- SET PROBLEM
Please write out exactly the lines that begin at the line containing "Read out every word on this page." and run to the end of the records.

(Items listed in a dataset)
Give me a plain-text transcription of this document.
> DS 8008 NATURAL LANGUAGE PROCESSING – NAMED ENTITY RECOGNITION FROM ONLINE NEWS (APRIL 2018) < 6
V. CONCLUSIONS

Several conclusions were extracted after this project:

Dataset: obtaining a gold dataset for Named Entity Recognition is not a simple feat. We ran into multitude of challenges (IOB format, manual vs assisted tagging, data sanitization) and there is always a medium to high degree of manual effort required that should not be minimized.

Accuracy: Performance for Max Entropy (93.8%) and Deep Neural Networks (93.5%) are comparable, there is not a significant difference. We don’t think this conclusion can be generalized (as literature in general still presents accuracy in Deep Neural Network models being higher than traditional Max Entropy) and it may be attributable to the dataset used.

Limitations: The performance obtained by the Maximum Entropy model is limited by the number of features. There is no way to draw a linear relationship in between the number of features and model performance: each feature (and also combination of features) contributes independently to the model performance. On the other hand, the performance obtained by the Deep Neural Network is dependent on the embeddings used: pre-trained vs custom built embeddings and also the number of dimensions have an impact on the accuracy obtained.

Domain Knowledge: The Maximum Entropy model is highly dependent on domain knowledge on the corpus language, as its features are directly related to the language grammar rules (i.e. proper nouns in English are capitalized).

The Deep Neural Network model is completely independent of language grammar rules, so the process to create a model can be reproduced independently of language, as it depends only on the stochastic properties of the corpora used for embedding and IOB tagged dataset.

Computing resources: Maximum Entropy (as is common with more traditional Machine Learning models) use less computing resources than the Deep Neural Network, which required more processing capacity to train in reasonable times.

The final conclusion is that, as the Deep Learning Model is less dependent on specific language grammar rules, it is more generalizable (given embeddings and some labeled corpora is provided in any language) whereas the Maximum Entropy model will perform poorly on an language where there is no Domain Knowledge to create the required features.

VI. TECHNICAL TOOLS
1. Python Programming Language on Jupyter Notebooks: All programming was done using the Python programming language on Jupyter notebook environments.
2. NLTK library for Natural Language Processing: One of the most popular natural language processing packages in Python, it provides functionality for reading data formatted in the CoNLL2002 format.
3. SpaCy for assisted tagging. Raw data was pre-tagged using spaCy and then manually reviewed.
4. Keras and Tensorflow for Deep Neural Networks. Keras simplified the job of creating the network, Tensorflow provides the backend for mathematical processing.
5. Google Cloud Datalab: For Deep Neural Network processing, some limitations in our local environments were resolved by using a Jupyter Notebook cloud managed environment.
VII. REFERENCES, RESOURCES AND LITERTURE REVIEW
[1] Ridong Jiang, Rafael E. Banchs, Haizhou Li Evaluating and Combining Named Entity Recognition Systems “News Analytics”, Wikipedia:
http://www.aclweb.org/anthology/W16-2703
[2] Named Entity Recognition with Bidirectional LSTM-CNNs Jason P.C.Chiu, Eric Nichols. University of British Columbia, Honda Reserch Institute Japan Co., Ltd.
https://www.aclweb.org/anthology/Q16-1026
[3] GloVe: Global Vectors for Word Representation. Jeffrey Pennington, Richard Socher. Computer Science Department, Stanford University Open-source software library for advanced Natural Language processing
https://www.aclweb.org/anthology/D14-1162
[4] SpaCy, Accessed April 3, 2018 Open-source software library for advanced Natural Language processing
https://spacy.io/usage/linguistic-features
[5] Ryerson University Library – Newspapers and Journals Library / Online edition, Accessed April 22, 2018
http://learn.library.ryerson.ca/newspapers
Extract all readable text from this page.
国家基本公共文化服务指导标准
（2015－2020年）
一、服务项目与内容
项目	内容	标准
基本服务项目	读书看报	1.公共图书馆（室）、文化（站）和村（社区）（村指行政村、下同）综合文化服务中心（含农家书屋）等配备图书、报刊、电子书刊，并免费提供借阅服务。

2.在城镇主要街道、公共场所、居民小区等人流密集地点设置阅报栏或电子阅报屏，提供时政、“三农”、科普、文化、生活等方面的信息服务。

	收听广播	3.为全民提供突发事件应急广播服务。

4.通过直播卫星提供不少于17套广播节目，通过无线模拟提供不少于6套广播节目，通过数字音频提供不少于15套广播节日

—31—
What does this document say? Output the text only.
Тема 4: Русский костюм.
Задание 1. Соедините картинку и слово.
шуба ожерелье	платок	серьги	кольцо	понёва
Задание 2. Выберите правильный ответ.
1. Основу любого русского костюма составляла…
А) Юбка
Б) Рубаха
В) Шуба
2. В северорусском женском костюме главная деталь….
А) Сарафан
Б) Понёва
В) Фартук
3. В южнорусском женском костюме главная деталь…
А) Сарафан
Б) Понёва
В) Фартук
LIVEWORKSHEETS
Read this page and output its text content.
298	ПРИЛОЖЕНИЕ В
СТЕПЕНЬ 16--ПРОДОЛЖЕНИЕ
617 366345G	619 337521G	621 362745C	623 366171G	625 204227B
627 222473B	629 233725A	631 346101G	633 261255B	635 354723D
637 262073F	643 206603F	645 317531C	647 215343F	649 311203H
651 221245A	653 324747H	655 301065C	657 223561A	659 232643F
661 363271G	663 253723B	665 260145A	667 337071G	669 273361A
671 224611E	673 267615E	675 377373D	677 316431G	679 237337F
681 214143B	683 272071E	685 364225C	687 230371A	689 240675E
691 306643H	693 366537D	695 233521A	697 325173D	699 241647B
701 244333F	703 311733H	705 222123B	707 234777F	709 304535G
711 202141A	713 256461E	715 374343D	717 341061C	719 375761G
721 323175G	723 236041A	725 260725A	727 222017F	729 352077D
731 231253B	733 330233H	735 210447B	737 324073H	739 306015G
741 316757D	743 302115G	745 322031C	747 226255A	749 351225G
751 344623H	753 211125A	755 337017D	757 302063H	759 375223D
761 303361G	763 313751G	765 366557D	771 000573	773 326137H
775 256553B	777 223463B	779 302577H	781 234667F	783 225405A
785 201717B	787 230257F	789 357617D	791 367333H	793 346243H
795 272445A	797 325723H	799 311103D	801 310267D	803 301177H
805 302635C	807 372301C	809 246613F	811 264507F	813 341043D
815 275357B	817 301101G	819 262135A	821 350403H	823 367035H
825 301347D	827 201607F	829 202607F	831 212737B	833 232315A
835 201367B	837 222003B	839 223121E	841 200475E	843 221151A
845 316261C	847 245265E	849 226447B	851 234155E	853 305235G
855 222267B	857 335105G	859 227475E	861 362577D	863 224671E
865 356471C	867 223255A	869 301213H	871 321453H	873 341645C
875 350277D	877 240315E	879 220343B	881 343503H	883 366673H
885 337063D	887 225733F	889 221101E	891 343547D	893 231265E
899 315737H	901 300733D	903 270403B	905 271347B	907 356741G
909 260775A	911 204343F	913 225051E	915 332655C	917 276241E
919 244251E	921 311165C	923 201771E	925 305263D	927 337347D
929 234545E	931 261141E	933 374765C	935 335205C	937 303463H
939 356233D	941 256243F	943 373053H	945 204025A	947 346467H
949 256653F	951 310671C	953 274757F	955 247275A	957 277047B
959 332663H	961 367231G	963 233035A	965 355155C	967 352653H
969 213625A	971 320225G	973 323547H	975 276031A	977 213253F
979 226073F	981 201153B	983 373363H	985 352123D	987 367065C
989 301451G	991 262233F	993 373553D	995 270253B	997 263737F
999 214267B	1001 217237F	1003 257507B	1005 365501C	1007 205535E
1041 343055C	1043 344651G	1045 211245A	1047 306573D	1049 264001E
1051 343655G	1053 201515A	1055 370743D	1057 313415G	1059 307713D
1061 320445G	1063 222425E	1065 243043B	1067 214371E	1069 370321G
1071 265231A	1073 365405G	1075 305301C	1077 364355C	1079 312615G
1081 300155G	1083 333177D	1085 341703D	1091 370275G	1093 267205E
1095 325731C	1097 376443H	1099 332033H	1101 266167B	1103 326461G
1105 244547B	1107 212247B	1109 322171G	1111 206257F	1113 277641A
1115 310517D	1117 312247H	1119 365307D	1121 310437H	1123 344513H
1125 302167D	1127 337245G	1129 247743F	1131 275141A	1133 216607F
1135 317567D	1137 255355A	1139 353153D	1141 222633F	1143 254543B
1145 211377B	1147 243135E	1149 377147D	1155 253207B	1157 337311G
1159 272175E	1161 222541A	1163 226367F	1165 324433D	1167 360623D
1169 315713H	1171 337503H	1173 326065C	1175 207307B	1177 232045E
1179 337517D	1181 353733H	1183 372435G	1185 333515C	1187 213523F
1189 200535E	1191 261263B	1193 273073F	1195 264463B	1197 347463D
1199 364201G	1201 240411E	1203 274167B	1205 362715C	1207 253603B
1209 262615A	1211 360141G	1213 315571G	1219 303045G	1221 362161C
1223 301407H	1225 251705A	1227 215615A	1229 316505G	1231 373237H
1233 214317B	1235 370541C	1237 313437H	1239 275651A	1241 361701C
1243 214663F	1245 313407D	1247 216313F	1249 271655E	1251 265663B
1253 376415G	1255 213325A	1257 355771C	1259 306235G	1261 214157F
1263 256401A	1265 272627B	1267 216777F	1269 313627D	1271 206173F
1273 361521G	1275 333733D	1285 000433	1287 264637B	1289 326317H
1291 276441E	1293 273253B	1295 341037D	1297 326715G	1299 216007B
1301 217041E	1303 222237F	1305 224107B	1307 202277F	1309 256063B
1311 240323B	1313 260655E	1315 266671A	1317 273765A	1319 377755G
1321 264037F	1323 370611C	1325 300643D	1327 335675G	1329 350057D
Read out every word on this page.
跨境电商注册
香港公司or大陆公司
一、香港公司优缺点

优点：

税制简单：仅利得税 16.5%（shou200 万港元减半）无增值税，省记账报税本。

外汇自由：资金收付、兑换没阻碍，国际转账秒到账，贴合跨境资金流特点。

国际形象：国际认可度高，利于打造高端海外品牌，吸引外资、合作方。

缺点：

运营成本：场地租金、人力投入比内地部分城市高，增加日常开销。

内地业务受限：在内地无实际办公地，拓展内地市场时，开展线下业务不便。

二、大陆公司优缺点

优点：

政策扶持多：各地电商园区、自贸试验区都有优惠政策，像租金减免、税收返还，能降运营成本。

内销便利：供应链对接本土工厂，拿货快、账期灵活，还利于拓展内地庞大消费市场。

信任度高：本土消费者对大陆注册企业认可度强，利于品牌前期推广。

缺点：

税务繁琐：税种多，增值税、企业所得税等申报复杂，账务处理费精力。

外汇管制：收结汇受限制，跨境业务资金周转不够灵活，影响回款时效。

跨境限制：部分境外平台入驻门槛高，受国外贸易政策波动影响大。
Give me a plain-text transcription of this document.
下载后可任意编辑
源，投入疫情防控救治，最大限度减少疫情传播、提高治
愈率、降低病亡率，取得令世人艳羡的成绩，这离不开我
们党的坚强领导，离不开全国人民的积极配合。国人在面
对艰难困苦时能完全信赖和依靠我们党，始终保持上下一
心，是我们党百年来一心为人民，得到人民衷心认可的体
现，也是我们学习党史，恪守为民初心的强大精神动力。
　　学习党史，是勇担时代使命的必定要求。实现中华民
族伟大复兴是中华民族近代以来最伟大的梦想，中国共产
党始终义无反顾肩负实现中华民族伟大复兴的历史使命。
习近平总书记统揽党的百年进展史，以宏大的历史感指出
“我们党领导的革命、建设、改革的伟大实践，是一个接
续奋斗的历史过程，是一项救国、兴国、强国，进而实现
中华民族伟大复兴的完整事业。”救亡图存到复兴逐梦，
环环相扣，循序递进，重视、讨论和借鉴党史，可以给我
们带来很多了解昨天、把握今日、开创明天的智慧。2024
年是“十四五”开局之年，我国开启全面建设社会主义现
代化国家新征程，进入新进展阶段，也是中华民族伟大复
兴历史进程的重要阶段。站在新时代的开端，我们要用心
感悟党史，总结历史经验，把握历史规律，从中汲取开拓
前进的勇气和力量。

- WRITTEN RESPONSE
Read out every word on this page.
跨境电商注册
香港公司or大陆公司
一、香港公司优缺点

优点：

税制简单：仅利得税 16.5%（shou200 万港元减半）无增值税，省记账报税本。

外汇自由：资金收付、兑换没阻碍，国际转账秒到账，贴合跨境资金流特点。

国际形象：国际认可度高，利于打造高端海外品牌，吸引外资、合作方。

缺点：

运营成本：场地租金、人力投入比内地部分城市高，增加日常开销。

内地业务受限：在内地无实际办公地，拓展内地市场时，开展线下业务不便。

二、大陆公司优缺点

优点：

政策扶持多：各地电商园区、自贸试验区都有优惠政策，像租金减免、税收返还，能降运营成本。

内销便利：供应链对接本土工厂，拿货快、账期灵活，还利于拓展内地庞大消费市场。

信任度高：本土消费者对大陆注册企业认可度强，利于品牌前期推广。

缺点：

税务繁琐：税种多，增值税、企业所得税等申报复杂，账务处理费精力。

外汇管制：收结汇受限制，跨境业务资金周转不够灵活，影响回款时效。

跨境限制：部分境外平台入驻门槛高，受国外贸易政策波动影响大。
Give me a plain-text transcription of this document.
下载后可任意编辑
源，投入疫情防控救治，最大限度减少疫情传播、提高治
愈率、降低病亡率，取得令世人艳羡的成绩，这离不开我
们党的坚强领导，离不开全国人民的积极配合。国人在面
对艰难困苦时能完全信赖和依靠我们党，始终保持上下一
心，是我们党百年来一心为人民，得到人民衷心认可的体
现，也是我们学习党史，恪守为民初心的强大精神动力。
　　学习党史，是勇担时代使命的必定要求。实现中华民
族伟大复兴是中华民族近代以来最伟大的梦想，中国共产
党始终义无反顾肩负实现中华民族伟大复兴的历史使命。
习近平总书记统揽党的百年进展史，以宏大的历史感指出
“我们党领导的革命、建设、改革的伟大实践，是一个接
续奋斗的历史过程，是一项救国、兴国、强国，进而实现
中华民族伟大复兴的完整事业。”救亡图存到复兴逐梦，
环环相扣，循序递进，重视、讨论和借鉴党史，可以给我
们带来很多了解昨天、把握今日、开创明天的智慧。2024
年是“十四五”开局之年，我国开启全面建设社会主义现
代化国家新征程，进入新进展阶段，也是中华民族伟大复
兴历史进程的重要阶段。站在新时代的开端，我们要用心
感悟党史，总结历史经验，把握历史规律，从中汲取开拓
前进的勇气和力量。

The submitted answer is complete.